What the task requires: Reproduce this listing in full.

Provided entries:
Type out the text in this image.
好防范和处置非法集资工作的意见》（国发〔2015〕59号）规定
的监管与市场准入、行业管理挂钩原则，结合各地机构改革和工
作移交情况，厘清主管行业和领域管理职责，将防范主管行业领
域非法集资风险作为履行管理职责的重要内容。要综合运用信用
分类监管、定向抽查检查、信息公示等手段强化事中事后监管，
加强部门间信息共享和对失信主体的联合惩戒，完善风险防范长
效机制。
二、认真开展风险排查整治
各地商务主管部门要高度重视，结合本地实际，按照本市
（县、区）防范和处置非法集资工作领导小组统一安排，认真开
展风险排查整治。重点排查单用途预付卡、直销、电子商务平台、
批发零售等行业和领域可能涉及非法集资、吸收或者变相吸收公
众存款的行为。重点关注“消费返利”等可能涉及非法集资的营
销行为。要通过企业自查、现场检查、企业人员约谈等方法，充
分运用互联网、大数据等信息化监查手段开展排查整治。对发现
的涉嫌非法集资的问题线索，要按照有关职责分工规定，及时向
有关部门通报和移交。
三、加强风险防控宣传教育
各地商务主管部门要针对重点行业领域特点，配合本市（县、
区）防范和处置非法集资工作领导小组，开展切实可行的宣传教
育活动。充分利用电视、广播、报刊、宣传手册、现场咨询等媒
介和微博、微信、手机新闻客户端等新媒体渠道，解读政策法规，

Written answer:
Type out the text in this image.
好防范和处置非法集资工作的意见》（国发〔2015〕59号）规定
的监管与市场准入、行业管理挂钩原则，结合各地机构改革和工
作移交情况，厘清主管行业和领域管理职责，将防范主管行业领
域非法集资风险作为履行管理职责的重要内容。要综合运用信用
分类监管、定向抽查检查、信息公示等手段强化事中事后监管，
加强部门间信息共享和对失信主体的联合惩戒，完善风险防范长
效机制。
二、认真开展风险排查整治
各地商务主管部门要高度重视，结合本地实际，按照本市
（县、区）防范和处置非法集资工作领导小组统一安排，认真开
展风险排查整治。重点排查单用途预付卡、直销、电子商务平台、
批发零售等行业和领域可能涉及非法集资、吸收或者变相吸收公
众存款的行为。重点关注“消费返利”等可能涉及非法集资的营
销行为。要通过企业自查、现场检查、企业人员约谈等方法，充
分运用互联网、大数据等信息化监查手段开展排查整治。对发现
的涉嫌非法集资的问题线索，要按照有关职责分工规定，及时向
有关部门通报和移交。
三、加强风险防控宣传教育
各地商务主管部门要针对重点行业领域特点，配合本市（县、
区）防范和处置非法集资工作领导小组，开展切实可行的宣传教
育活动。充分利用电视、广播、报刊、宣传手册、现场咨询等媒
介和微博、微信、手机新闻客户端等新媒体渠道，解读政策法规，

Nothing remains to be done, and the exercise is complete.